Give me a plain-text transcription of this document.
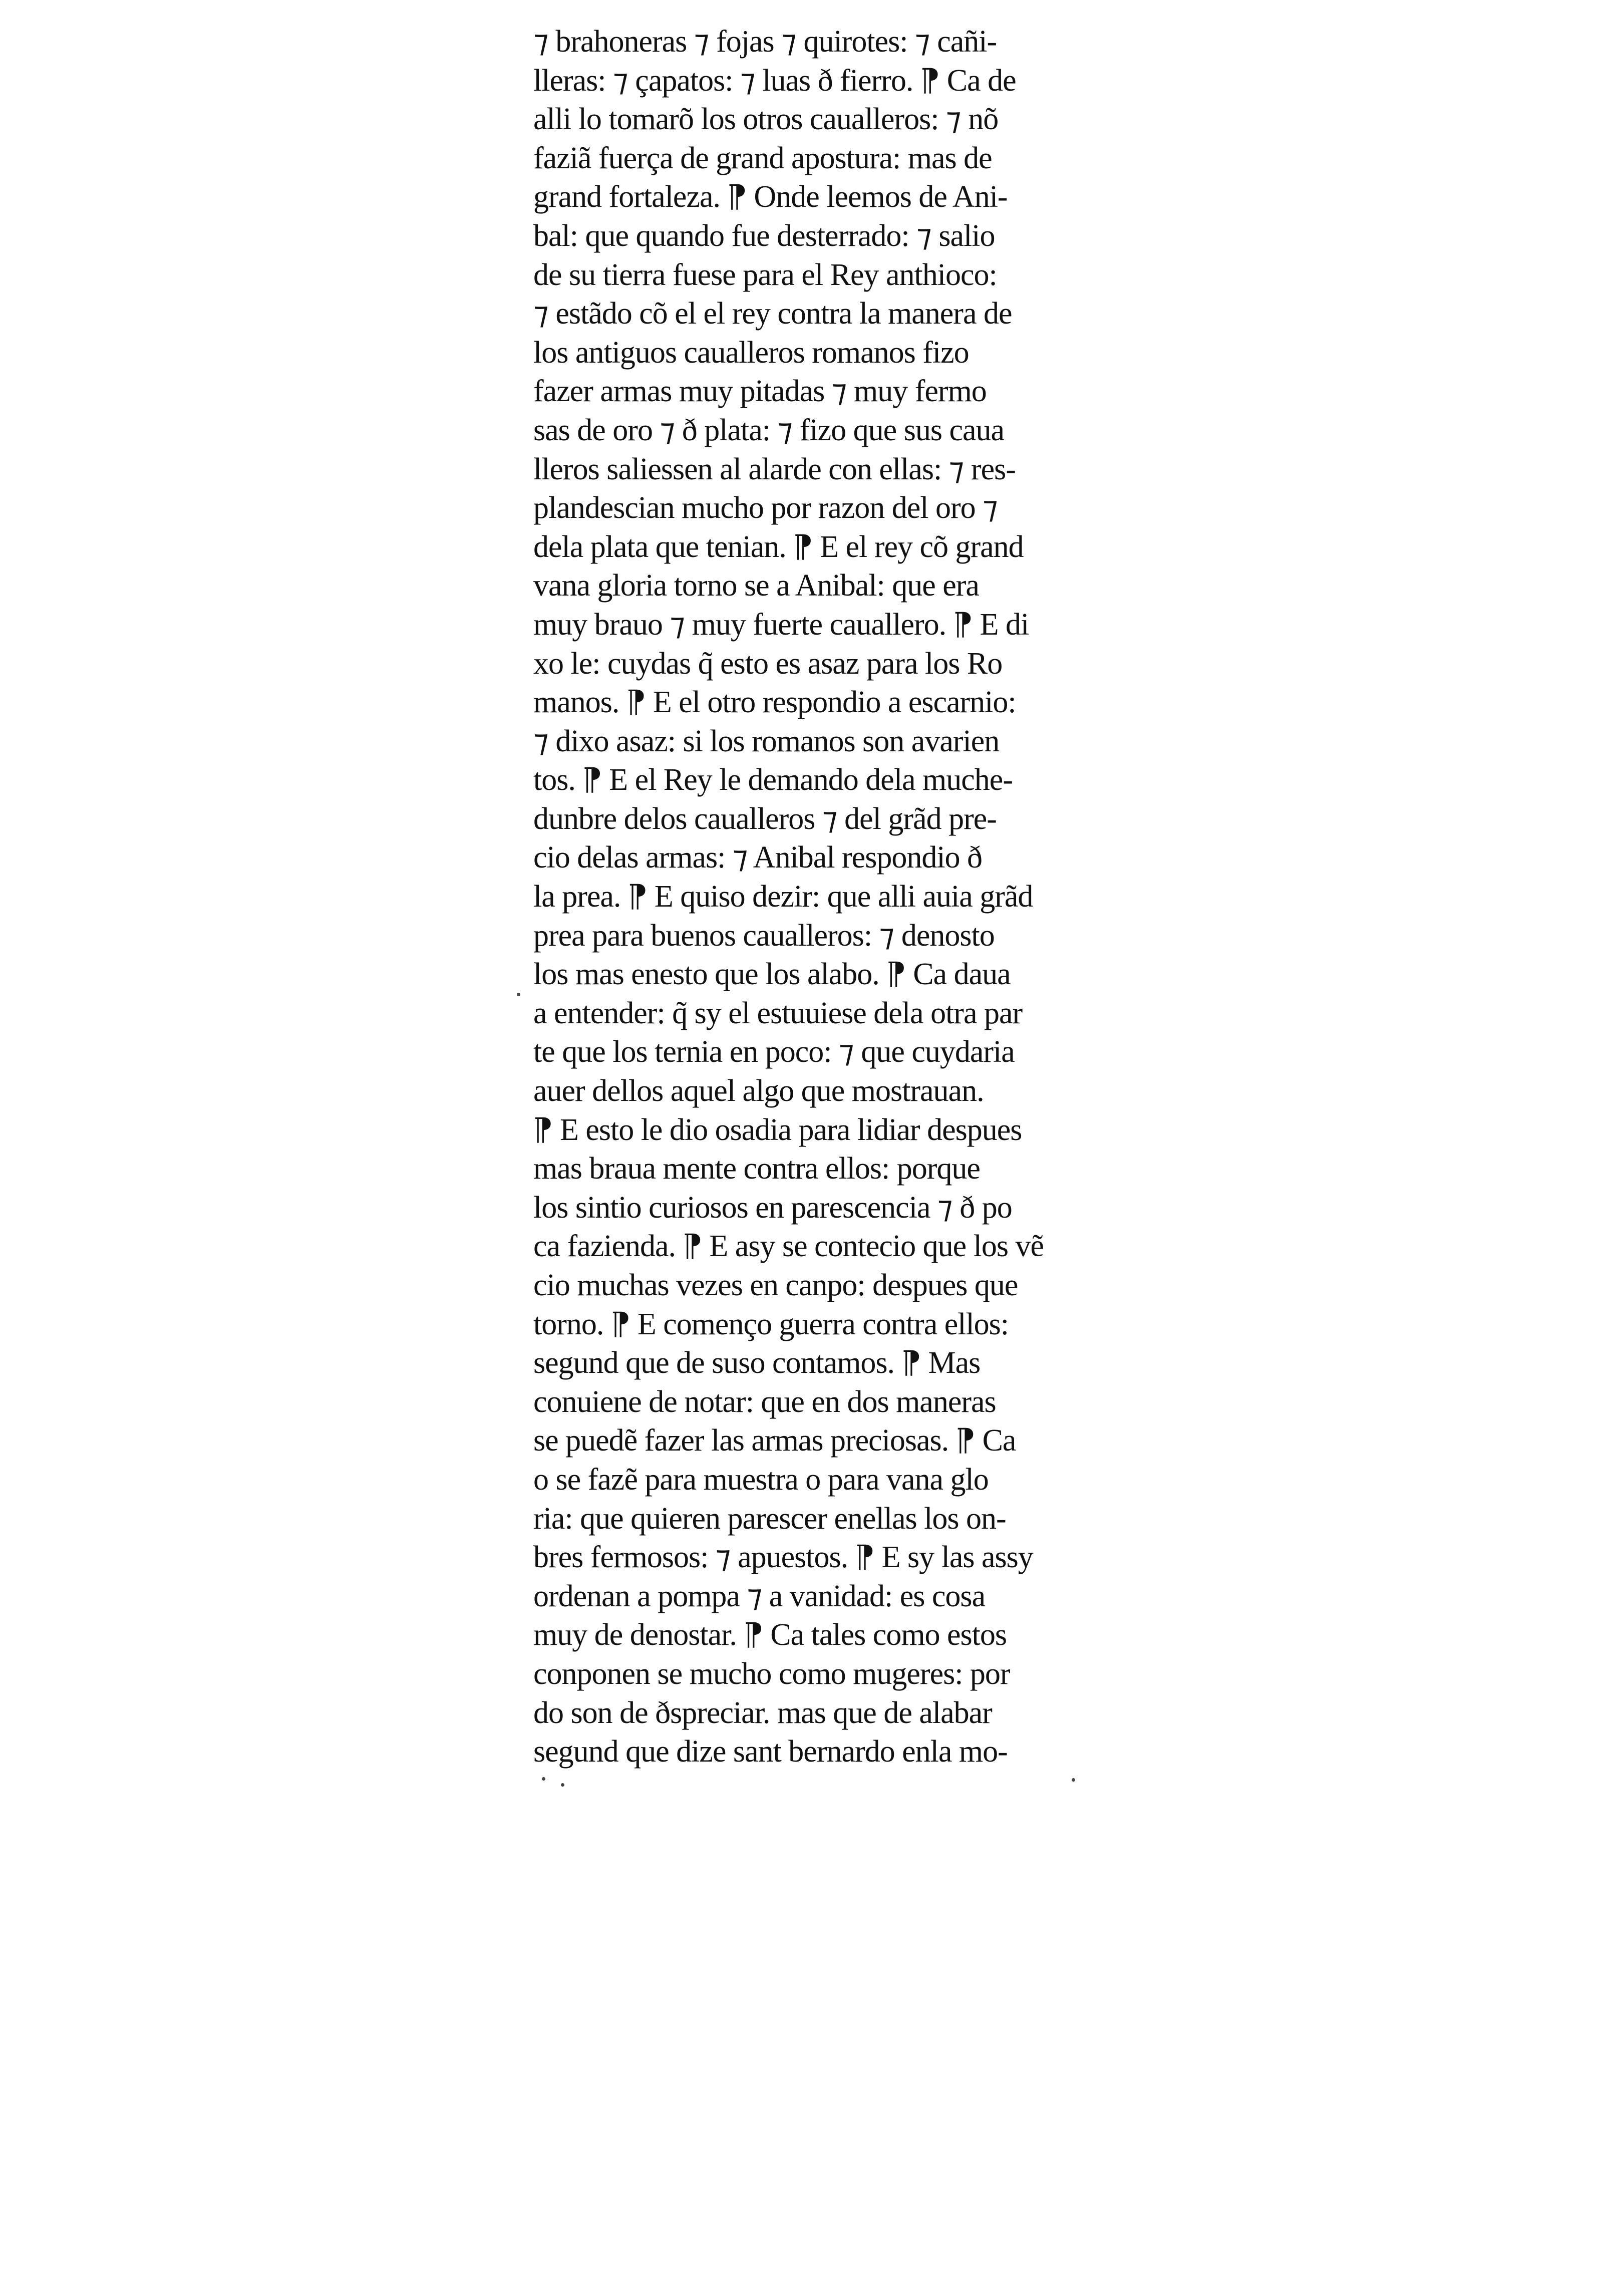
⁊ brahoneras ⁊ fojas ⁊ quirotes: ⁊ cañi-
lleras: ⁊ çapatos: ⁊ luas ð fierro. ⁋ Ca de
alli lo tomarõ los otros caualleros: ⁊ nõ
faziã fuerça de grand apostura: mas de
grand fortaleza. ⁋ Onde leemos de Ani-
bal: que quando fue desterrado: ⁊ salio
de su tierra fuese para el Rey anthioco:
⁊ estãdo cõ el el rey contra la manera de
los antiguos caualleros romanos fizo
fazer armas muy pitadas ⁊ muy fermo
sas de oro ⁊ ð plata: ⁊ fizo que sus caua
lleros saliessen al alarde con ellas: ⁊ res-
plandescian mucho por razon del oro ⁊
dela plata que tenian. ⁋ E el rey cõ grand
vana gloria torno se a Anibal: que era
muy brauo ⁊ muy fuerte cauallero. ⁋ E di
xo le: cuydas q̃ esto es asaz para los Ro
manos. ⁋ E el otro respondio a escarnio:
⁊ dixo asaz: si los romanos son avarien
tos. ⁋ E el Rey le demando dela muche-
dunbre delos caualleros ⁊ del grãd pre-
cio delas armas: ⁊ Anibal respondio ð
la prea. ⁋ E quiso dezir: que alli auia grãd
prea para buenos caualleros: ⁊ denosto
los mas enesto que los alabo. ⁋ Ca daua
a entender: q̃ sy el estuuiese dela otra par
te que los ternia en poco: ⁊ que cuydaria
auer dellos aquel algo que mostrauan.
⁋ E esto le dio osadia para lidiar despues
mas braua mente contra ellos: porque
los sintio curiosos en parescencia ⁊ ð po
ca fazienda. ⁋ E asy se contecio que los vẽ
cio muchas vezes en canpo: despues que
torno. ⁋ E començo guerra contra ellos:
segund que de suso contamos. ⁋ Mas
conuiene de notar: que en dos maneras
se puedẽ fazer las armas preciosas. ⁋ Ca
o se fazẽ para muestra o para vana glo
ria: que quieren parescer enellas los on-
bres fermosos: ⁊ apuestos. ⁋ E sy las assy
ordenan a pompa ⁊ a vanidad: es cosa
muy de denostar. ⁋ Ca tales como estos
conponen se mucho como mugeres: por
do son de ðspreciar. mas que de alabar
segund que dize sant bernardo enla mo-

__TO DO__: Copy out all the records exactly, excluding pictures.

__SOLUTION FOR THIS TASK__:
Give me a plain-text transcription of this document.
⁊ brahoneras ⁊ fojas ⁊ quirotes: ⁊ cañi-
lleras: ⁊ çapatos: ⁊ luas ð fierro. ⁋ Ca de
alli lo tomarõ los otros caualleros: ⁊ nõ
faziã fuerça de grand apostura: mas de
grand fortaleza. ⁋ Onde leemos de Ani-
bal: que quando fue desterrado: ⁊ salio
de su tierra fuese para el Rey anthioco:
⁊ estãdo cõ el el rey contra la manera de
los antiguos caualleros romanos fizo
fazer armas muy pitadas ⁊ muy fermo
sas de oro ⁊ ð plata: ⁊ fizo que sus caua
lleros saliessen al alarde con ellas: ⁊ res-
plandescian mucho por razon del oro ⁊
dela plata que tenian. ⁋ E el rey cõ grand
vana gloria torno se a Anibal: que era
muy brauo ⁊ muy fuerte cauallero. ⁋ E di
xo le: cuydas q̃ esto es asaz para los Ro
manos. ⁋ E el otro respondio a escarnio:
⁊ dixo asaz: si los romanos son avarien
tos. ⁋ E el Rey le demando dela muche-
dunbre delos caualleros ⁊ del grãd pre-
cio delas armas: ⁊ Anibal respondio ð
la prea. ⁋ E quiso dezir: que alli auia grãd
prea para buenos caualleros: ⁊ denosto
los mas enesto que los alabo. ⁋ Ca daua
a entender: q̃ sy el estuuiese dela otra par
te que los ternia en poco: ⁊ que cuydaria
auer dellos aquel algo que mostrauan.
⁋ E esto le dio osadia para lidiar despues
mas braua mente contra ellos: porque
los sintio curiosos en parescencia ⁊ ð po
ca fazienda. ⁋ E asy se contecio que los vẽ
cio muchas vezes en canpo: despues que
torno. ⁋ E començo guerra contra ellos:
segund que de suso contamos. ⁋ Mas
conuiene de notar: que en dos maneras
se puedẽ fazer las armas preciosas. ⁋ Ca
o se fazẽ para muestra o para vana glo
ria: que quieren parescer enellas los on-
bres fermosos: ⁊ apuestos. ⁋ E sy las assy
ordenan a pompa ⁊ a vanidad: es cosa
muy de denostar. ⁋ Ca tales como estos
conponen se mucho como mugeres: por
do son de ðspreciar. mas que de alabar
segund que dize sant bernardo enla mo-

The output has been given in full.